TASK TO CARRY OUT: Pictures aside, write out every record exactly as it appears.
****
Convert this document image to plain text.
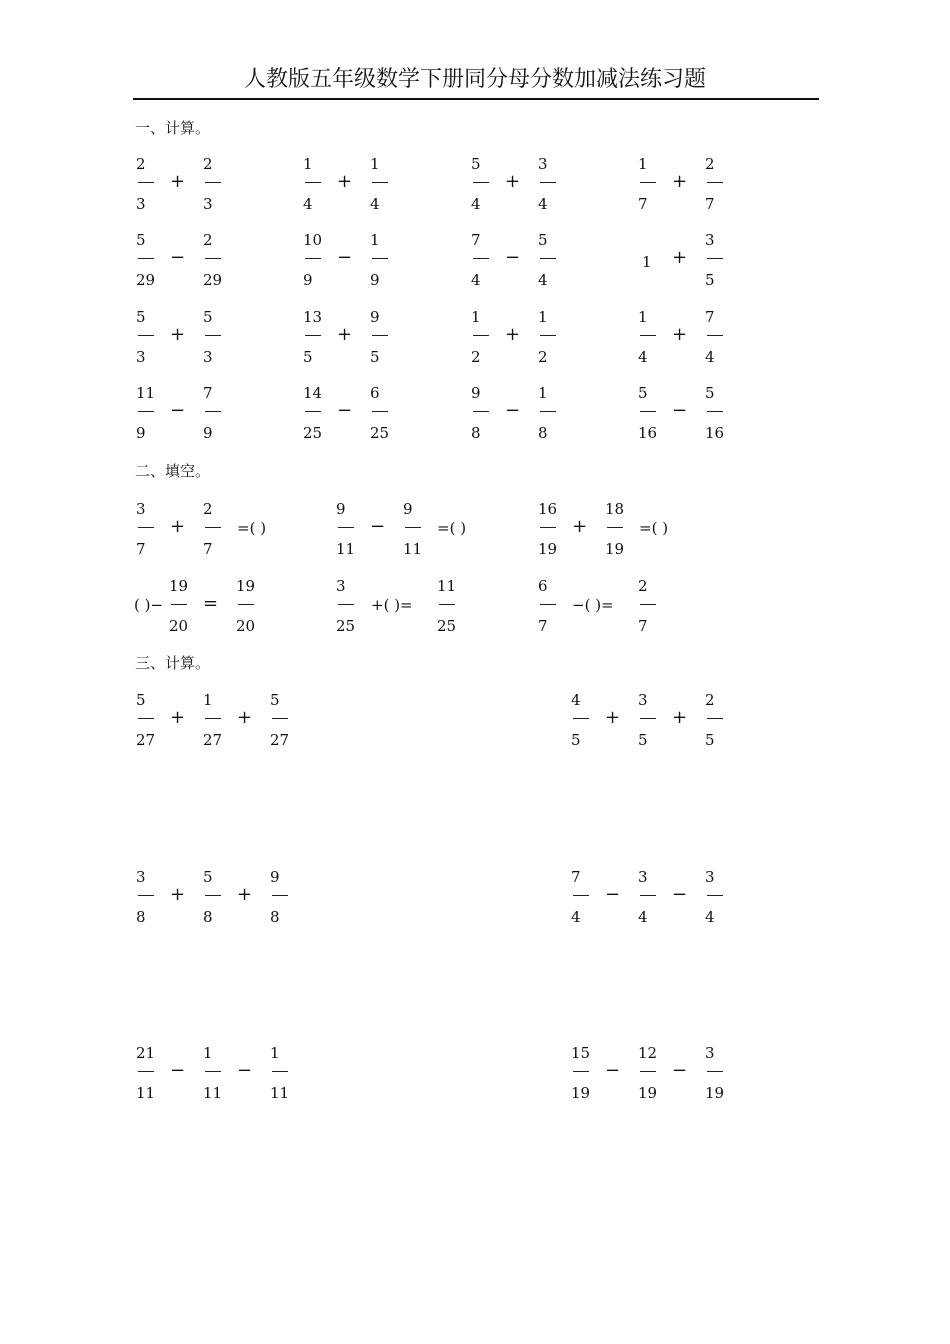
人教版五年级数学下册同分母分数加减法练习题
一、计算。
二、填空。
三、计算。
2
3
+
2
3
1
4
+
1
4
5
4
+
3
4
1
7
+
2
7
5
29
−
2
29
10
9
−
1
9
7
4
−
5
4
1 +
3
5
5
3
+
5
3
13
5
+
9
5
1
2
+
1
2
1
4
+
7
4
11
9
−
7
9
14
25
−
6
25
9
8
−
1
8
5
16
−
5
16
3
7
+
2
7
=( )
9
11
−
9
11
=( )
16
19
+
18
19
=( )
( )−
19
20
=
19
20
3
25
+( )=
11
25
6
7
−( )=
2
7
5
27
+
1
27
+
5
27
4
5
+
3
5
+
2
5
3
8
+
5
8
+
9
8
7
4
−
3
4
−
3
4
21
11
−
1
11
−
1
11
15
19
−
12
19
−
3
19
****
WRITTEN SOLUTION:
Convert this document image to plain text.
人教版五年级数学下册同分母分数加减法练习题
一、计算。
二、填空。
三、计算。
2
3
+
2
3
1
4
+
1
4
5
4
+
3
4
1
7
+
2
7
5
29
−
2
29
10
9
−
1
9
7
4
−
5
4
1 +
3
5
5
3
+
5
3
13
5
+
9
5
1
2
+
1
2
1
4
+
7
4
11
9
−
7
9
14
25
−
6
25
9
8
−
1
8
5
16
−
5
16
3
7
+
2
7
=( )
9
11
−
9
11
=( )
16
19
+
18
19
=( )
( )−
19
20
=
19
20
3
25
+( )=
11
25
6
7
−( )=
2
7
5
27
+
1
27
+
5
27
4
5
+
3
5
+
2
5
3
8
+
5
8
+
9
8
7
4
−
3
4
−
3
4
21
11
−
1
11
−
1
11
15
19
−
12
19
−
3
19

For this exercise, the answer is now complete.